Count every line that has the word "Risk" in it; give no more than the number.

--- START Given records ---

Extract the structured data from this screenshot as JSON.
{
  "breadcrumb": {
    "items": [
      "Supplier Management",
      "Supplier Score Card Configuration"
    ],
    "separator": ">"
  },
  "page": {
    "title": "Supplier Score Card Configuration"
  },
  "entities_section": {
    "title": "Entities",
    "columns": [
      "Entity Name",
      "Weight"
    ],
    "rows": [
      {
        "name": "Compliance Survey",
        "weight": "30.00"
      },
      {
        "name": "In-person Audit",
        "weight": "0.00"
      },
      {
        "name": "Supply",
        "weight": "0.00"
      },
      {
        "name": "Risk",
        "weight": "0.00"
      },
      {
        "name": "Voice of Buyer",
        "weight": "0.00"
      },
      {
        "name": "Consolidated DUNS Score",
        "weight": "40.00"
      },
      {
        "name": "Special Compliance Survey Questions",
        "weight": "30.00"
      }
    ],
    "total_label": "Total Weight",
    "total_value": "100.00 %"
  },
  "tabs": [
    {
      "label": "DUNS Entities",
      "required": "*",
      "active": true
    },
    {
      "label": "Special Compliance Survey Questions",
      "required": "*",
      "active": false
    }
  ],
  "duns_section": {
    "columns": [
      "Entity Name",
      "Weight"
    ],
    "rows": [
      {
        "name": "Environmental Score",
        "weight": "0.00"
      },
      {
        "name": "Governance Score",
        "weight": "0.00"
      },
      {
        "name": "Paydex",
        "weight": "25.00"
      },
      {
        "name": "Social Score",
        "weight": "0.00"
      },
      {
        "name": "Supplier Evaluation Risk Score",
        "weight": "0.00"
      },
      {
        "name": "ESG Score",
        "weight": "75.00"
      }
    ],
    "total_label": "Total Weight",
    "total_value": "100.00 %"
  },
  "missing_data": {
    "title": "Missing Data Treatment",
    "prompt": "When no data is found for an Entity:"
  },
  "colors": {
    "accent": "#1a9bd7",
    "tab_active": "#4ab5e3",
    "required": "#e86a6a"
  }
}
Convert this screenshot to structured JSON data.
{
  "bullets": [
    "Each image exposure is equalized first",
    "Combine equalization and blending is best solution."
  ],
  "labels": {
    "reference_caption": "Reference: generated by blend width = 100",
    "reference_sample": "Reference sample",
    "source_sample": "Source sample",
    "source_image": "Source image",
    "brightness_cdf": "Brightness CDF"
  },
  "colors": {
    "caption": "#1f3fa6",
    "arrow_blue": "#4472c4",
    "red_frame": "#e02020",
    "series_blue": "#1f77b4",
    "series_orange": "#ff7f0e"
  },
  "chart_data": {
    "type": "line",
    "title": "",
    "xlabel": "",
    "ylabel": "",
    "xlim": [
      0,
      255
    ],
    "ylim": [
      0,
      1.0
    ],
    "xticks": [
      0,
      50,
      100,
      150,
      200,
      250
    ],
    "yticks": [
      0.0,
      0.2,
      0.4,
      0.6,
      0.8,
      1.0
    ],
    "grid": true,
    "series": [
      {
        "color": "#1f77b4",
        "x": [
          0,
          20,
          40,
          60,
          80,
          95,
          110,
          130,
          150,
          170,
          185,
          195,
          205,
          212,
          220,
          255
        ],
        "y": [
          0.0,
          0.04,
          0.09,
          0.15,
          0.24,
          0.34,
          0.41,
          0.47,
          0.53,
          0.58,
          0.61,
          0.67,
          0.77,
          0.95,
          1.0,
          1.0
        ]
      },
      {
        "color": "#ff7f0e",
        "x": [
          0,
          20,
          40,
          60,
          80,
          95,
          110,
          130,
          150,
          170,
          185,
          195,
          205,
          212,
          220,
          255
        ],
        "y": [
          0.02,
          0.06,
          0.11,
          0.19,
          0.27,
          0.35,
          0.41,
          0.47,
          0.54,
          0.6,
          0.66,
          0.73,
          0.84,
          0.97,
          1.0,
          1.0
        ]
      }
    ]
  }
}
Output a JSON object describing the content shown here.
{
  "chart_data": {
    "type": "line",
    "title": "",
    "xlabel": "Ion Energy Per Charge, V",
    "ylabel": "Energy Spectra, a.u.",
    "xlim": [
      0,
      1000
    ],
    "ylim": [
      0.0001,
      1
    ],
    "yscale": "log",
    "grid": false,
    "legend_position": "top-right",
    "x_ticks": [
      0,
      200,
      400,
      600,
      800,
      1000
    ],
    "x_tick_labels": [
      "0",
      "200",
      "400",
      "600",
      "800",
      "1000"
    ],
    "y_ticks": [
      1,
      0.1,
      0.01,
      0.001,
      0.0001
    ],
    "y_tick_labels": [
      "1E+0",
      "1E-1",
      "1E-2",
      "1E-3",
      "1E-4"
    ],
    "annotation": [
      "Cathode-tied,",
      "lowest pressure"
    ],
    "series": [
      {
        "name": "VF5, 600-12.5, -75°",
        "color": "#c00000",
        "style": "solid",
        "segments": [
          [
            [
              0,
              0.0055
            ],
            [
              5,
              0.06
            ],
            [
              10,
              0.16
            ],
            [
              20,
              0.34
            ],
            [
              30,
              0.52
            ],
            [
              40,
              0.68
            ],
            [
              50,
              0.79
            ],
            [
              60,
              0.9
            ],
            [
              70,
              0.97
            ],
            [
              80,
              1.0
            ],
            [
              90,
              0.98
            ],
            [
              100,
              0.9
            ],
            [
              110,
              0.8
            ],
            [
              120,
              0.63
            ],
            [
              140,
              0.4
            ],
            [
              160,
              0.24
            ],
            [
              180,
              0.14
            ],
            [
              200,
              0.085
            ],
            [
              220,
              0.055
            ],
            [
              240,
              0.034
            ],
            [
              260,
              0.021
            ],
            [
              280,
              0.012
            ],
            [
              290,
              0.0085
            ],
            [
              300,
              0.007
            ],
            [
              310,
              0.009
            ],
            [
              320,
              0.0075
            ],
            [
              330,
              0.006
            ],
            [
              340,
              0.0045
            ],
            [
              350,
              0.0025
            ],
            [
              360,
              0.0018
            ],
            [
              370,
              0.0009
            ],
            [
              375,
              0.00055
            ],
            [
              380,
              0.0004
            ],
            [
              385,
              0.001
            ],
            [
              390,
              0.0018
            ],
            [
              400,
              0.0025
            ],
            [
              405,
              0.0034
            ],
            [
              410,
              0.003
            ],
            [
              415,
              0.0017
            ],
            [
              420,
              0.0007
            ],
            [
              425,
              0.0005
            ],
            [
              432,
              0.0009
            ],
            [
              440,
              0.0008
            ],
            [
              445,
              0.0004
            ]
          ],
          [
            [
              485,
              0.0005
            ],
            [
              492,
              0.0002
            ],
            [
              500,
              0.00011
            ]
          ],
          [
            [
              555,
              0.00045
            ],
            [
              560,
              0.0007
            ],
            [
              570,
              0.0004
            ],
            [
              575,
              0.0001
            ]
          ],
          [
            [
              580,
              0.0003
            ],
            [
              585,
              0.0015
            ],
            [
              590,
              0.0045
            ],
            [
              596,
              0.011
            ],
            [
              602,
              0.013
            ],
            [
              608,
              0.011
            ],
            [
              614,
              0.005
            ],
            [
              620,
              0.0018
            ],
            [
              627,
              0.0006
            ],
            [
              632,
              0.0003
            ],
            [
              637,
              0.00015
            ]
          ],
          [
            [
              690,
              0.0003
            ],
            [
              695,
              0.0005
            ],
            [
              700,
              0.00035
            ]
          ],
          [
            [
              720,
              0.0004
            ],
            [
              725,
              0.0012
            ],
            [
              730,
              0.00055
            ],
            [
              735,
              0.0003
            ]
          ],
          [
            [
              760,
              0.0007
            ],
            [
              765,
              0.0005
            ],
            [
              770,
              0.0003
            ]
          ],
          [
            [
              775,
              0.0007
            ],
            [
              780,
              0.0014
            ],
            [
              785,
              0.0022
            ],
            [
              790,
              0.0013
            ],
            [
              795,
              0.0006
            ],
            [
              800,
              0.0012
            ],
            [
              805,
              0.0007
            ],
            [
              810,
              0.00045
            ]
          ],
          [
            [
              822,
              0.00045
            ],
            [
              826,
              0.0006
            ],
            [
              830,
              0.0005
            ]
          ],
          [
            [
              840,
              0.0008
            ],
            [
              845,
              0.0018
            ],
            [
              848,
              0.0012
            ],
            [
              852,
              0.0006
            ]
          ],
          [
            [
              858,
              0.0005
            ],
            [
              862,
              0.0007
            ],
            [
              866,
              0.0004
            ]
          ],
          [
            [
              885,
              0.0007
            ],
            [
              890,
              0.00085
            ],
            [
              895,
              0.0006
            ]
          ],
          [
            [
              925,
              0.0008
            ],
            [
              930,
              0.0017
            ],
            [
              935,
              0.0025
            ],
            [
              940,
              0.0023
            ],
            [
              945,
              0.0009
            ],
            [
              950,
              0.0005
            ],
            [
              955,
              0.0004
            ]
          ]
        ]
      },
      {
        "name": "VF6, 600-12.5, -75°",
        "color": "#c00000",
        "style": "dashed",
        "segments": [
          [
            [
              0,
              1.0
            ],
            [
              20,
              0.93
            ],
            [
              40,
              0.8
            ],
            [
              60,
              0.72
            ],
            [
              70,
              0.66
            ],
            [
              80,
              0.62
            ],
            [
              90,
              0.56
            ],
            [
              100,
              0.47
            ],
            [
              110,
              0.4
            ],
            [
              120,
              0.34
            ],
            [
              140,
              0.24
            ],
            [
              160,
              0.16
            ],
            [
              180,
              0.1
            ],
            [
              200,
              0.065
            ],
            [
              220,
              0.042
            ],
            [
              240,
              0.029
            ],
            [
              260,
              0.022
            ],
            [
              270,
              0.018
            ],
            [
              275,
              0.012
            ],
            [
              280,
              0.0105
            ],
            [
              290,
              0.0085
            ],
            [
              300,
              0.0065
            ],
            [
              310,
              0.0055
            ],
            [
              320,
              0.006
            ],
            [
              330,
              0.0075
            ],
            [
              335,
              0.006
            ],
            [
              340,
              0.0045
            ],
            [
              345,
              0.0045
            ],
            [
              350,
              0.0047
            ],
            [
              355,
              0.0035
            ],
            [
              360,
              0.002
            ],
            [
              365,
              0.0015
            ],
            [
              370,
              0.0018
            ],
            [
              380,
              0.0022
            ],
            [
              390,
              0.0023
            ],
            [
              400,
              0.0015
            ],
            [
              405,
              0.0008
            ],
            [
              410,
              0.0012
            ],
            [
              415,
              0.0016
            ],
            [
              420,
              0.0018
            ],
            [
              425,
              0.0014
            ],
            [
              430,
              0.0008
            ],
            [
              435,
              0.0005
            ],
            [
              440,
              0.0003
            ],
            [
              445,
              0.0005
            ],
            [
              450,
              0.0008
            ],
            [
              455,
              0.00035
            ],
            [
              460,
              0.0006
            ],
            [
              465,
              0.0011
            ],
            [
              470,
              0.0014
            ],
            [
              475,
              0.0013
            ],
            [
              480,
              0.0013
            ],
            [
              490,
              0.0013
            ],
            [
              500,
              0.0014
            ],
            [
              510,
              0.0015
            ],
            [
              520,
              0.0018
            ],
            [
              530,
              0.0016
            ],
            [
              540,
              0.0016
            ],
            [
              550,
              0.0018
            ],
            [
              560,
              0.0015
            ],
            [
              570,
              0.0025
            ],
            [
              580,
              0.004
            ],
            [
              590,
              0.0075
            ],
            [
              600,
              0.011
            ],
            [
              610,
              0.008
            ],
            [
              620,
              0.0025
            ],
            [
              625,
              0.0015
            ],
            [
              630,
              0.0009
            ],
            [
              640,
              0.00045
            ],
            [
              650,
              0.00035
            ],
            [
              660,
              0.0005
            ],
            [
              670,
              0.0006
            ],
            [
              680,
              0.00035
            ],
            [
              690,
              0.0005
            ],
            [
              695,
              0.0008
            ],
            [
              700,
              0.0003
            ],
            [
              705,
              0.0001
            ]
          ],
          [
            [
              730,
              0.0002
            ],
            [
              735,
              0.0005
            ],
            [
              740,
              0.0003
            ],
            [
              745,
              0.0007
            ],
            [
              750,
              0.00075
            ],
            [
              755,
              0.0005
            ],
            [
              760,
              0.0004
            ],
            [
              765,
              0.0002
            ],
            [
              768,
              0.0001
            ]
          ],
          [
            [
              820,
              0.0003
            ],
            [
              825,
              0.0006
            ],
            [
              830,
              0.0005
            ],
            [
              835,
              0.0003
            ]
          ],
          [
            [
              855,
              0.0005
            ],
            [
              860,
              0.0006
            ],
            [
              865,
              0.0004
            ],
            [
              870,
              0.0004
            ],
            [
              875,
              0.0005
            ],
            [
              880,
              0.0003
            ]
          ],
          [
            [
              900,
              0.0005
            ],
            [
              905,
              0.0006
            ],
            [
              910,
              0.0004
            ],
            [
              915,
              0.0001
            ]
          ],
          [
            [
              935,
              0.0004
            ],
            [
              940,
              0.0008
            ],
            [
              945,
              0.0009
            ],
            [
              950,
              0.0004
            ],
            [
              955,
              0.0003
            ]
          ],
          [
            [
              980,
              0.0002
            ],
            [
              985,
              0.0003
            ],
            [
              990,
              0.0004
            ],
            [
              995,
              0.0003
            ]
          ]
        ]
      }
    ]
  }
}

--- END Given records ---

Response below: 2